> **What you should do**:
Look for the word "watermark" in the entries below, then copy every line that has it.
** start Given records **
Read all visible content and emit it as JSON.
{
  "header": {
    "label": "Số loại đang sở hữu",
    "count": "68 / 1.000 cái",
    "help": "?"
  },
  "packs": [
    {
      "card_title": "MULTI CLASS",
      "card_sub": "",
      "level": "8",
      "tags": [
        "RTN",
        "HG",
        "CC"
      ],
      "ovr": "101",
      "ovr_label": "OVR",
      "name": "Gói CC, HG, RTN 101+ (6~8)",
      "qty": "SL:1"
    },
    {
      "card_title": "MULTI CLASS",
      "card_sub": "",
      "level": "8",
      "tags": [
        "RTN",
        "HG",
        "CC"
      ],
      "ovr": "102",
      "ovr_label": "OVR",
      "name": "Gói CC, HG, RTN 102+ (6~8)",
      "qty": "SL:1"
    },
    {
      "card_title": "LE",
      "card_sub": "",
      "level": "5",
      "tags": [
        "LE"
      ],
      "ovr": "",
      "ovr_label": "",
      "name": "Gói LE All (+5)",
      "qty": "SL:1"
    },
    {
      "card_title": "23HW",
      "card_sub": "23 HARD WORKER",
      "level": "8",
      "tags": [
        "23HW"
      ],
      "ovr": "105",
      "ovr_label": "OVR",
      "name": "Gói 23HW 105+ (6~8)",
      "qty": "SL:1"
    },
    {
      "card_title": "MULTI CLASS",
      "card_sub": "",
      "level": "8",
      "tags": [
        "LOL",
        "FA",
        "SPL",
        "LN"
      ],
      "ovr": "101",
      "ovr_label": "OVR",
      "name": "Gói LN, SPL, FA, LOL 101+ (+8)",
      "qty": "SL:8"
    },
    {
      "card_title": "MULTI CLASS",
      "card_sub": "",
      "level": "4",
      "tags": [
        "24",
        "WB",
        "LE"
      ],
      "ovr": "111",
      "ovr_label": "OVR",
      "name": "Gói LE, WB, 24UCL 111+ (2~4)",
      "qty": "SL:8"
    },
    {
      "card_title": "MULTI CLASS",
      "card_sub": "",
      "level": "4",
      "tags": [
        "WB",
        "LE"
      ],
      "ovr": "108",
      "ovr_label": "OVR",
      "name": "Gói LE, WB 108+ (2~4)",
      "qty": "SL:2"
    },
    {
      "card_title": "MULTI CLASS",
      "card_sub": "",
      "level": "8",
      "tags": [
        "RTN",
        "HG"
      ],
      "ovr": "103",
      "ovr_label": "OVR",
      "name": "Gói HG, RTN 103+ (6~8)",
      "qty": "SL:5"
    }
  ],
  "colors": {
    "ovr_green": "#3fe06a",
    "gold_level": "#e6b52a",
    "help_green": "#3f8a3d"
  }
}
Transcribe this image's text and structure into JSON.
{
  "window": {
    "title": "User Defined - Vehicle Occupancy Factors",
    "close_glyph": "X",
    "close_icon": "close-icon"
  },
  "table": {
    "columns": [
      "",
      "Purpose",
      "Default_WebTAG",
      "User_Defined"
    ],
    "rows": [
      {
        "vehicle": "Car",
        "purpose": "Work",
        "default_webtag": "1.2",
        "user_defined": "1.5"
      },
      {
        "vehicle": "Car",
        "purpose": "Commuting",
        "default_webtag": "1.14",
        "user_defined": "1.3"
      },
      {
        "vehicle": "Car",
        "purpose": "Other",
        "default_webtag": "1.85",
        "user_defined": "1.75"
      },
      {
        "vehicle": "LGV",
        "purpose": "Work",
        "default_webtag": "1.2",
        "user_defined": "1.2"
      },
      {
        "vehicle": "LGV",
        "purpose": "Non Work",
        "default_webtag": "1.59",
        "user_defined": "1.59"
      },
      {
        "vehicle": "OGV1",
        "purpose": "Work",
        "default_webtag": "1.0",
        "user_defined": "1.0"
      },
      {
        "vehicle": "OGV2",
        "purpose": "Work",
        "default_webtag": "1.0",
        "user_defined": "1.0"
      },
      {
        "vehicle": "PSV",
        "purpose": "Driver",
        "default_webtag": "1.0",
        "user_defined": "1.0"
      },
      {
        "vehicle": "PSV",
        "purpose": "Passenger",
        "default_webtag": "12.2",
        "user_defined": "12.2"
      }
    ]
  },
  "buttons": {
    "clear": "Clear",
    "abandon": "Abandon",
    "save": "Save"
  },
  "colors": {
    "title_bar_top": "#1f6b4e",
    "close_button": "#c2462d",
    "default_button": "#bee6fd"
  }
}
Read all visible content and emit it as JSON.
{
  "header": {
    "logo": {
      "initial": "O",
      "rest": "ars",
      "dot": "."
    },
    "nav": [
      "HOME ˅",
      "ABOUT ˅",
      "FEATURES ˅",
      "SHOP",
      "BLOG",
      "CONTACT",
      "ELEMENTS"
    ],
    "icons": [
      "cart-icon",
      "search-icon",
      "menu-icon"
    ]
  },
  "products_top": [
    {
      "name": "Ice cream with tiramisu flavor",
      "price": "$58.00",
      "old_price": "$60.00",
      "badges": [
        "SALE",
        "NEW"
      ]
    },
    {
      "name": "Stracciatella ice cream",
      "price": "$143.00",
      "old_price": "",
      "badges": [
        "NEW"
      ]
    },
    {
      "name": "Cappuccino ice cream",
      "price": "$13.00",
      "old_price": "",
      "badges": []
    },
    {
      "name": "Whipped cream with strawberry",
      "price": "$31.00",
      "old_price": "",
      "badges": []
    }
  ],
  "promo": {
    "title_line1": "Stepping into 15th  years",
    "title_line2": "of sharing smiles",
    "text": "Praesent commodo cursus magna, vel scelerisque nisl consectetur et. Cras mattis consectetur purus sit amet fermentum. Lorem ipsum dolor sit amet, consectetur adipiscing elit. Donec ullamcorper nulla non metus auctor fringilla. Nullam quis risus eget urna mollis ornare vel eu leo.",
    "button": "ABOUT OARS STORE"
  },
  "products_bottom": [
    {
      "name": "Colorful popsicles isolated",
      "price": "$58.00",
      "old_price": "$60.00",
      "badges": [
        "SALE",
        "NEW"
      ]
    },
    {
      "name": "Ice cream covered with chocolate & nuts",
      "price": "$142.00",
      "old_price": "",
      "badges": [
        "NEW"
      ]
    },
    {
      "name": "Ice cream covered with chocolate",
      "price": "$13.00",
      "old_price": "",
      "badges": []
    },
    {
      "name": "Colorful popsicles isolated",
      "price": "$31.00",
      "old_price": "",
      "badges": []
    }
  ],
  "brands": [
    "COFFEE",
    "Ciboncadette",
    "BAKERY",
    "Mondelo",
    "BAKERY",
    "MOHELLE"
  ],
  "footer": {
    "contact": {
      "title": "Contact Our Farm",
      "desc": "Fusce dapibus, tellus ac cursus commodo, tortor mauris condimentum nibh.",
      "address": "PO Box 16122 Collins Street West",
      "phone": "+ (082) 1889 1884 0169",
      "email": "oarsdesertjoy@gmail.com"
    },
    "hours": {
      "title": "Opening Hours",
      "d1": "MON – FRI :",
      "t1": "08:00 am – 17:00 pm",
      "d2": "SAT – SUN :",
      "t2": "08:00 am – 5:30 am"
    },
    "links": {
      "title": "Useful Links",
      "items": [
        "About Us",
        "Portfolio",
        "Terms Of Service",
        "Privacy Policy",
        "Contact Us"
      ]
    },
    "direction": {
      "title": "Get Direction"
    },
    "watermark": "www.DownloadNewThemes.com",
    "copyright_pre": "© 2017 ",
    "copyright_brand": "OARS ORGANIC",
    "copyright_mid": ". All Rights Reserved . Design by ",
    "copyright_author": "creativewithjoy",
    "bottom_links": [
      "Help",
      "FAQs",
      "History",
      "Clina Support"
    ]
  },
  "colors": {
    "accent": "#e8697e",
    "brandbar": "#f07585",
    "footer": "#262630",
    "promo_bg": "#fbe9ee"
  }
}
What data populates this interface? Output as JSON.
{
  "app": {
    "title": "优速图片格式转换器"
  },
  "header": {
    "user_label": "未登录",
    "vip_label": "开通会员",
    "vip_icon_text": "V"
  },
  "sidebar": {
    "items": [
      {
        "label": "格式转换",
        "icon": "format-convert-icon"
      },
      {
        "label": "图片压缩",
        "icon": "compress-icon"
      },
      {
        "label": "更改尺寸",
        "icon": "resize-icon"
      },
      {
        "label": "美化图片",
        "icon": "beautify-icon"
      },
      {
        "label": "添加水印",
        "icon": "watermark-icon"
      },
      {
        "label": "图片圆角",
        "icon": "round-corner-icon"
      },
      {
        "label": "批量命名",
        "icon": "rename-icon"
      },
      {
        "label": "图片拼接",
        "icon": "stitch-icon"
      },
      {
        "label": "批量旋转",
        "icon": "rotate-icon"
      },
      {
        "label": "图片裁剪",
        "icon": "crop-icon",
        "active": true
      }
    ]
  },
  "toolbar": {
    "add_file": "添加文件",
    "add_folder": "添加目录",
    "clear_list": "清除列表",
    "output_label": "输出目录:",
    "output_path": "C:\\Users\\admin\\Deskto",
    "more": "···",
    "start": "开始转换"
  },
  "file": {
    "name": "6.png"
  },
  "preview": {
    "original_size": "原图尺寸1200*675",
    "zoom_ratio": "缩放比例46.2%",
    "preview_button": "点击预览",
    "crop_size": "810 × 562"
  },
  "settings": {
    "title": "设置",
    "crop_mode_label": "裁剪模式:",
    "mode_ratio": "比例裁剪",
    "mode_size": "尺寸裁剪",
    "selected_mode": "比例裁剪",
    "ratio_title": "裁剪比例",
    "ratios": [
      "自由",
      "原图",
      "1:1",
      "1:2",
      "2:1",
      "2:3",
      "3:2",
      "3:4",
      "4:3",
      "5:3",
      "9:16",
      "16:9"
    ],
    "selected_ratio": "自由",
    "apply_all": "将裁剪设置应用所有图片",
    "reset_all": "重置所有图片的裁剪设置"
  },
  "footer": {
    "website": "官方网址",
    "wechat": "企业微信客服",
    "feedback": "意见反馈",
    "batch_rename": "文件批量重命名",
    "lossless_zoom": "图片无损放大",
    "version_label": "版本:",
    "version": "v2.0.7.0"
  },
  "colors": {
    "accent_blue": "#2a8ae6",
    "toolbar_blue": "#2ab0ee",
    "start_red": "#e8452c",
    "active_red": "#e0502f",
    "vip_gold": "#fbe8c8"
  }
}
** end Given records **
> **Solution to the problem**:
    "watermark": "www.DownloadNewThemes.com",
        "icon": "watermark-icon"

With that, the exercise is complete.